**The problem**. Extract each line from the entries below that has the string "route" in it.

**Records**.
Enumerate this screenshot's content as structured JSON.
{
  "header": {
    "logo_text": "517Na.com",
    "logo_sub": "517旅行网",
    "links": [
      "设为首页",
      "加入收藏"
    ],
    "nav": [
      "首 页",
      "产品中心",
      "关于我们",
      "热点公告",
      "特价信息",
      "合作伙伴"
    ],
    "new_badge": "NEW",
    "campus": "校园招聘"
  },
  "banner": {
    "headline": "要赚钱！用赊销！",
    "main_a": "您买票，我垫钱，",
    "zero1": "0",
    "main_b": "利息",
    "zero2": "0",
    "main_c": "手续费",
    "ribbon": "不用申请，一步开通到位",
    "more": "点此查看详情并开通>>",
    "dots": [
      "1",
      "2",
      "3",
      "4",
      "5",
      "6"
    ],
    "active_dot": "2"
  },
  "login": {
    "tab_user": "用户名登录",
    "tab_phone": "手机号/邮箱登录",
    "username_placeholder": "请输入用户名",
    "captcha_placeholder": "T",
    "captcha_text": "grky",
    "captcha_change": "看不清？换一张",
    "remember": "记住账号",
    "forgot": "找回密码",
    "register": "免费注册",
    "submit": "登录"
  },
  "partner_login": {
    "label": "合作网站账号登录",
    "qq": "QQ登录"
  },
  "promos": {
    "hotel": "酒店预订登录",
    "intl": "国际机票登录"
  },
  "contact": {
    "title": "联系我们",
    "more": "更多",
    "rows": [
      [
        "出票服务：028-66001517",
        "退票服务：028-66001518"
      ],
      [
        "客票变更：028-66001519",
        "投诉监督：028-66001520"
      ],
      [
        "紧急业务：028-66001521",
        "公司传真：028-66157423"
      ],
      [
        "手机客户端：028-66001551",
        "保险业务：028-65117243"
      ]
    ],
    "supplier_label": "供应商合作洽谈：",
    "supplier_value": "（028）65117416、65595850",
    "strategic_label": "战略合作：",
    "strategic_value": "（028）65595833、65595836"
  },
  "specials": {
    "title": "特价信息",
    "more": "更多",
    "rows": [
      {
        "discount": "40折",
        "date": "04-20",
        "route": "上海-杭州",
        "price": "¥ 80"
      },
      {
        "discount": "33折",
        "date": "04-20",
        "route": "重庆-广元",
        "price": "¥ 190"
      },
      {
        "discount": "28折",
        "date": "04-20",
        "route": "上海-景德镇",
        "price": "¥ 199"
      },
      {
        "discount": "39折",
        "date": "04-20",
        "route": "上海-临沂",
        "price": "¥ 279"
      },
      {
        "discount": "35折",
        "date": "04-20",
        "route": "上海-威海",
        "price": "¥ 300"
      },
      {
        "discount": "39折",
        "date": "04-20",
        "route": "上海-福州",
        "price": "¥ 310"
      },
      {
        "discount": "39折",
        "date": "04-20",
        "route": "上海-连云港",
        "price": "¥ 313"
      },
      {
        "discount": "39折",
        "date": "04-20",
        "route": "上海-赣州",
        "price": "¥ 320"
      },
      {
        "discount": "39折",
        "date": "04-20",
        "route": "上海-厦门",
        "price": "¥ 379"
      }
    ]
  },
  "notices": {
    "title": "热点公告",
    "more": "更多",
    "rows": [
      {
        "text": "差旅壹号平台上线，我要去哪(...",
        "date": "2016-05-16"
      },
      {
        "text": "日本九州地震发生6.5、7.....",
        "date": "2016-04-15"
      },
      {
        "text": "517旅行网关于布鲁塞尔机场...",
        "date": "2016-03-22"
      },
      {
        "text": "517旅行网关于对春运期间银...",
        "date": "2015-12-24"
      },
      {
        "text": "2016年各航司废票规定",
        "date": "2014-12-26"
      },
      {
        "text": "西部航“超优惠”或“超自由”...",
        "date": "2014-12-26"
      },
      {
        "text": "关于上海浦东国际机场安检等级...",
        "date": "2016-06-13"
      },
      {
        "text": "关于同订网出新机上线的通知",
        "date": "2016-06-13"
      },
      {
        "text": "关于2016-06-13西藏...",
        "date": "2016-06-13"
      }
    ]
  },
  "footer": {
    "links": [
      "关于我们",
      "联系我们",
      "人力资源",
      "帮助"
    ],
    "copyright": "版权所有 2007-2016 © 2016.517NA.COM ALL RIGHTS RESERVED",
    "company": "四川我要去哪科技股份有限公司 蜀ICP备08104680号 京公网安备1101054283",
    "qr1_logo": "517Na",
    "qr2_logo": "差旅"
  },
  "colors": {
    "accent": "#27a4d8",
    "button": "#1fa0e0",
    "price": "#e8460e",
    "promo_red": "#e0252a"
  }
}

**Problem solution**.
        "route": "上海-杭州",
        "route": "重庆-广元",
        "route": "上海-景德镇",
        "route": "上海-临沂",
        "route": "上海-威海",
        "route": "上海-福州",
        "route": "上海-连云港",
        "route": "上海-赣州",
        "route": "上海-厦门",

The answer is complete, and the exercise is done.